▶ [Aim]: List each line in which the string "Order" appears.

======== Stored records

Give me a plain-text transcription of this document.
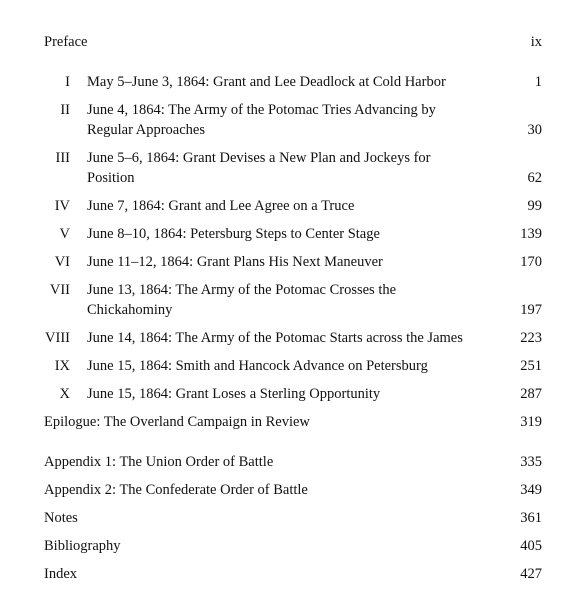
Preface	ix
I May 5–June 3, 1864: Grant and Lee Deadlock at Cold Harbor	1
II June 4, 1864: The Army of the Potomac Tries Advancing by
Regular Approaches	30
III June 5–6, 1864: Grant Devises a New Plan and Jockeys for
Position	62
IV June 7, 1864: Grant and Lee Agree on a Truce	99
V June 8–10, 1864: Petersburg Steps to Center Stage	139
VI June 11–12, 1864: Grant Plans His Next Maneuver	170
VII June 13, 1864: The Army of the Potomac Crosses the
Chickahominy	197
VIII June 14, 1864: The Army of the Potomac Starts across the James	223
IX June 15, 1864: Smith and Hancock Advance on Petersburg	251
X June 15, 1864: Grant Loses a Sterling Opportunity	287
Epilogue: The Overland Campaign in Review	319
Appendix 1: The Union Order of Battle	335
Appendix 2: The Confederate Order of Battle	349
Notes	361
Bibliography	405
Index	427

================

▶ [Answer to this problem]:
Appendix 1: The Union Order of Battle	335
Appendix 2: The Confederate Order of Battle	349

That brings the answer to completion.